- _Task statement_
Restate each entry word for word, leaving nothing out.

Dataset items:
• • • • • • •

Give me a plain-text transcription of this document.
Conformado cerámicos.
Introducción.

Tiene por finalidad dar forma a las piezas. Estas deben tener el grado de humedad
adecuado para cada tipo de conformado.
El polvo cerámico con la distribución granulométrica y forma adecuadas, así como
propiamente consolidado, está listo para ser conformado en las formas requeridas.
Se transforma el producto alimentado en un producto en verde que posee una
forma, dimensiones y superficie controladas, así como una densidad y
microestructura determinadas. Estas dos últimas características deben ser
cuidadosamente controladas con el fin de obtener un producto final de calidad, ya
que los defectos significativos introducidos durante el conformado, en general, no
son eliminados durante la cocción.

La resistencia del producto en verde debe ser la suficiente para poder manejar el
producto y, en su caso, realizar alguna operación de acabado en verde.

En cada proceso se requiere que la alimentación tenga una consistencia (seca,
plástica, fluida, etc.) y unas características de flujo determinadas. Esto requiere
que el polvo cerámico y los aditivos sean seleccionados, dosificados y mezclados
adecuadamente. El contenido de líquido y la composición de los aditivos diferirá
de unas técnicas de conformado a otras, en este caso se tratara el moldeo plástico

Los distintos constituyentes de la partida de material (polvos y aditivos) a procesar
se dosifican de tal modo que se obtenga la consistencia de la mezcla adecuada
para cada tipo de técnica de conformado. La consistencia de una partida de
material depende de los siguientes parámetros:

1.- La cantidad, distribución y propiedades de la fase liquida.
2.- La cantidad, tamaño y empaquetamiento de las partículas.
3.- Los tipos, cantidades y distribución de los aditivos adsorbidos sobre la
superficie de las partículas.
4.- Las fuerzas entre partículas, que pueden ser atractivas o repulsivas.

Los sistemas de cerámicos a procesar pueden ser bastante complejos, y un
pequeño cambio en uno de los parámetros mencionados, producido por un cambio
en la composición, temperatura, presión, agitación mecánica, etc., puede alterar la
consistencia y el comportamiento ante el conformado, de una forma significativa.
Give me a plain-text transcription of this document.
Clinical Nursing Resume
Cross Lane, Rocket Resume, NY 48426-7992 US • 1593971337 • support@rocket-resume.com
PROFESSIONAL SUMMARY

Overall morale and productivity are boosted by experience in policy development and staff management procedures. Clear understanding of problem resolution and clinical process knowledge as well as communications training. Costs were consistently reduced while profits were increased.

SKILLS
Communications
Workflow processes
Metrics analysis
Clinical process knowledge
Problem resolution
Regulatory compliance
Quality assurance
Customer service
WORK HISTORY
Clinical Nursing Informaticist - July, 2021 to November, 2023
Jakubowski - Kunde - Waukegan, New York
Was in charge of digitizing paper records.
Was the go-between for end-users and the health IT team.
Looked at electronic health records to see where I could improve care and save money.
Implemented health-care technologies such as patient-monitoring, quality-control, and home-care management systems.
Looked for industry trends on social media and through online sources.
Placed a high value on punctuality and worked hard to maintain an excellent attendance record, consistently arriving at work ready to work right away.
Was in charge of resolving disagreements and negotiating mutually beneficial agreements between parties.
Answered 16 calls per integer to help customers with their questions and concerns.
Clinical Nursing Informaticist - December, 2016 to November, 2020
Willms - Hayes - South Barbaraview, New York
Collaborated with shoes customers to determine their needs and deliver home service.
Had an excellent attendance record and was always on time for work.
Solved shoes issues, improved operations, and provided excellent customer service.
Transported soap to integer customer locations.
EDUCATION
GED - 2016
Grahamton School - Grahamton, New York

• • • • • • •

- _Written reply_
Give me a plain-text transcription of this document.
Conformado cerámicos.
Introducción.

Tiene por finalidad dar forma a las piezas. Estas deben tener el grado de humedad
adecuado para cada tipo de conformado.
El polvo cerámico con la distribución granulométrica y forma adecuadas, así como
propiamente consolidado, está listo para ser conformado en las formas requeridas.
Se transforma el producto alimentado en un producto en verde que posee una
forma, dimensiones y superficie controladas, así como una densidad y
microestructura determinadas. Estas dos últimas características deben ser
cuidadosamente controladas con el fin de obtener un producto final de calidad, ya
que los defectos significativos introducidos durante el conformado, en general, no
son eliminados durante la cocción.

La resistencia del producto en verde debe ser la suficiente para poder manejar el
producto y, en su caso, realizar alguna operación de acabado en verde.

En cada proceso se requiere que la alimentación tenga una consistencia (seca,
plástica, fluida, etc.) y unas características de flujo determinadas. Esto requiere
que el polvo cerámico y los aditivos sean seleccionados, dosificados y mezclados
adecuadamente. El contenido de líquido y la composición de los aditivos diferirá
de unas técnicas de conformado a otras, en este caso se tratara el moldeo plástico

Los distintos constituyentes de la partida de material (polvos y aditivos) a procesar
se dosifican de tal modo que se obtenga la consistencia de la mezcla adecuada
para cada tipo de técnica de conformado. La consistencia de una partida de
material depende de los siguientes parámetros:

1.- La cantidad, distribución y propiedades de la fase liquida.
2.- La cantidad, tamaño y empaquetamiento de las partículas.
3.- Los tipos, cantidades y distribución de los aditivos adsorbidos sobre la
superficie de las partículas.
4.- Las fuerzas entre partículas, que pueden ser atractivas o repulsivas.

Los sistemas de cerámicos a procesar pueden ser bastante complejos, y un
pequeño cambio en uno de los parámetros mencionados, producido por un cambio
en la composición, temperatura, presión, agitación mecánica, etc., puede alterar la
consistencia y el comportamiento ante el conformado, de una forma significativa.
Give me a plain-text transcription of this document.
Clinical Nursing Resume
Cross Lane, Rocket Resume, NY 48426-7992 US • 1593971337 • support@rocket-resume.com
PROFESSIONAL SUMMARY

Overall morale and productivity are boosted by experience in policy development and staff management procedures. Clear understanding of problem resolution and clinical process knowledge as well as communications training. Costs were consistently reduced while profits were increased.

SKILLS
Communications
Workflow processes
Metrics analysis
Clinical process knowledge
Problem resolution
Regulatory compliance
Quality assurance
Customer service
WORK HISTORY
Clinical Nursing Informaticist - July, 2021 to November, 2023
Jakubowski - Kunde - Waukegan, New York
Was in charge of digitizing paper records.
Was the go-between for end-users and the health IT team.
Looked at electronic health records to see where I could improve care and save money.
Implemented health-care technologies such as patient-monitoring, quality-control, and home-care management systems.
Looked for industry trends on social media and through online sources.
Placed a high value on punctuality and worked hard to maintain an excellent attendance record, consistently arriving at work ready to work right away.
Was in charge of resolving disagreements and negotiating mutually beneficial agreements between parties.
Answered 16 calls per integer to help customers with their questions and concerns.
Clinical Nursing Informaticist - December, 2016 to November, 2020
Willms - Hayes - South Barbaraview, New York
Collaborated with shoes customers to determine their needs and deliver home service.
Had an excellent attendance record and was always on time for work.
Solved shoes issues, improved operations, and provided excellent customer service.
Transported soap to integer customer locations.
EDUCATION
GED - 2016
Grahamton School - Grahamton, New York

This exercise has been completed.